— Begin RECORD EXCERPTS —

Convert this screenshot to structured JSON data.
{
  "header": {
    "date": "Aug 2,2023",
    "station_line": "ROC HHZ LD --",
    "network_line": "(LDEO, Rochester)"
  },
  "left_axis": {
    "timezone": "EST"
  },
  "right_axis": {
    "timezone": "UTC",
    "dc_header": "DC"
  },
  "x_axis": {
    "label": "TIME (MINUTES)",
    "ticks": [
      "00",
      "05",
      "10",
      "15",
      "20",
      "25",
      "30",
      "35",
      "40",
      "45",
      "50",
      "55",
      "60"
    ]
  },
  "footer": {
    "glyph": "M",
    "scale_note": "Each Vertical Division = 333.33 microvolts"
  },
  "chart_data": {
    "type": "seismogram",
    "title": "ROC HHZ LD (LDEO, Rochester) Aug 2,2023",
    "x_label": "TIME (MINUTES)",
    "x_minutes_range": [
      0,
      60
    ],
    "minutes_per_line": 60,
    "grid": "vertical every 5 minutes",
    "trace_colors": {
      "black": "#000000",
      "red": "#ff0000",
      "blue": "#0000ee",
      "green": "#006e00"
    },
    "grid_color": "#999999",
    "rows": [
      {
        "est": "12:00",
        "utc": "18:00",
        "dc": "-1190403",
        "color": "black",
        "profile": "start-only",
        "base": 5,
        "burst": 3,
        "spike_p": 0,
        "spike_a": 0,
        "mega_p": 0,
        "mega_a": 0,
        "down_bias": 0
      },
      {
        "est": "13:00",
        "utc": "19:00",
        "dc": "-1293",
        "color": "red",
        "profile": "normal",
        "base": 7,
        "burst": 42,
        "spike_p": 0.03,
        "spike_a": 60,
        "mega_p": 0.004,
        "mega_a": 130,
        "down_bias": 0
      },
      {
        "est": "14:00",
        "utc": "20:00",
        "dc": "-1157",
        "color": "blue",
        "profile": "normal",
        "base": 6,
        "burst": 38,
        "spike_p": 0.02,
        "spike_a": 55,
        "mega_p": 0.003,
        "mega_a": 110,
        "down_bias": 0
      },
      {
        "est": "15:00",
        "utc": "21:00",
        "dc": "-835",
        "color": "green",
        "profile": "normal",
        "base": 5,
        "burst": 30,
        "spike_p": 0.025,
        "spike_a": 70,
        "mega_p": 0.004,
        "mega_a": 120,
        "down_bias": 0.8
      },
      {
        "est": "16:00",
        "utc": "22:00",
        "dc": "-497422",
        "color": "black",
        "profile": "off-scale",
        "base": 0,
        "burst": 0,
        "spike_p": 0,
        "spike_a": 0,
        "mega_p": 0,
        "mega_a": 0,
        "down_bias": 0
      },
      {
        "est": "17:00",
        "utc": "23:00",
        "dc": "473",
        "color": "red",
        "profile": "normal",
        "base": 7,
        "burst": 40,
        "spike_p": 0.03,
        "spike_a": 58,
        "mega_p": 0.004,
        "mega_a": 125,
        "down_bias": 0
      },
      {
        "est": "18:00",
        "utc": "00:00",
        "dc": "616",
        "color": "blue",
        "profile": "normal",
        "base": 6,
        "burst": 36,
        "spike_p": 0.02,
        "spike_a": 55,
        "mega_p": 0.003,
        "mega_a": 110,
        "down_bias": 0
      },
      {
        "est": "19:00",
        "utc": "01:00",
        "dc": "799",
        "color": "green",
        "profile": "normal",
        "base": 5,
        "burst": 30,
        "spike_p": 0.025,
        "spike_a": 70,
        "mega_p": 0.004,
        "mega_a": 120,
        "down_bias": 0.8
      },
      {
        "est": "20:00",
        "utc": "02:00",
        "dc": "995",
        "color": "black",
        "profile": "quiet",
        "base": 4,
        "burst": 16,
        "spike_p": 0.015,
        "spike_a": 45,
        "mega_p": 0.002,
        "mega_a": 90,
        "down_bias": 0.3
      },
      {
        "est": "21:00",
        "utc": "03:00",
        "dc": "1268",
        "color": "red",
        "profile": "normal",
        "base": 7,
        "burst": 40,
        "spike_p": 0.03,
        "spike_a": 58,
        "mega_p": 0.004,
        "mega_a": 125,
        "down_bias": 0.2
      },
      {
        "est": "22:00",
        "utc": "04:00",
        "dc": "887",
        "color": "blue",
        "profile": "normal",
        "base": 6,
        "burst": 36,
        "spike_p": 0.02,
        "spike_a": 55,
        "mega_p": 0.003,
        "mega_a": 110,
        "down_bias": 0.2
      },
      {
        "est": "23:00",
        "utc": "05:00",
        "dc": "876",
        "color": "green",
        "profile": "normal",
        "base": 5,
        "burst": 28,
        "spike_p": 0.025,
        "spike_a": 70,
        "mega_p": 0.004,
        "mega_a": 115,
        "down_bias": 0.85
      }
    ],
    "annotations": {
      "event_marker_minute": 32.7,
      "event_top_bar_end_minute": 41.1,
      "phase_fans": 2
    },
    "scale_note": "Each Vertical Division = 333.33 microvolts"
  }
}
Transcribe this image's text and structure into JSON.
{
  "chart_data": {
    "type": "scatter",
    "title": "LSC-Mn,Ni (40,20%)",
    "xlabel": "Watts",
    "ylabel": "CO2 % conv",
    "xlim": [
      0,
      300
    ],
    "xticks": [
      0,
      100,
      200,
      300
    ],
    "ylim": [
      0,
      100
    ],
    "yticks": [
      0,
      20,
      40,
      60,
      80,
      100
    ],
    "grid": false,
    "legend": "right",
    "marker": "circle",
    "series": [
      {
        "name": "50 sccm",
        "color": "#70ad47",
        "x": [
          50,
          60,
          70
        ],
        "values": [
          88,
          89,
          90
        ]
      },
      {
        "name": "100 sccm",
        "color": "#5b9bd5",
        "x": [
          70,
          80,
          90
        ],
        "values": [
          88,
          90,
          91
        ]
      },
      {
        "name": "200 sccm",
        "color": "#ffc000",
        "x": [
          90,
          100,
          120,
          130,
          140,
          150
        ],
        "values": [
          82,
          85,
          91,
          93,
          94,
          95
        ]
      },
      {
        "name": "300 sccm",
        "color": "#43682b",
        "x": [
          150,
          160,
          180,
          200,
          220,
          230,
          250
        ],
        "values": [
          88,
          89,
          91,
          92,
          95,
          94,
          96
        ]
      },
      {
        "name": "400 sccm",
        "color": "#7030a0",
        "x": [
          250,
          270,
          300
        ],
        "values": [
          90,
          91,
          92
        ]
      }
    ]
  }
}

— End RECORD EXCERPTS —

▶ _EXERCISE GOAL_: Figure out how many lines of the data above include "LDEO", then give the number and nothing more.

▶ _TASK OUTPUT_: 2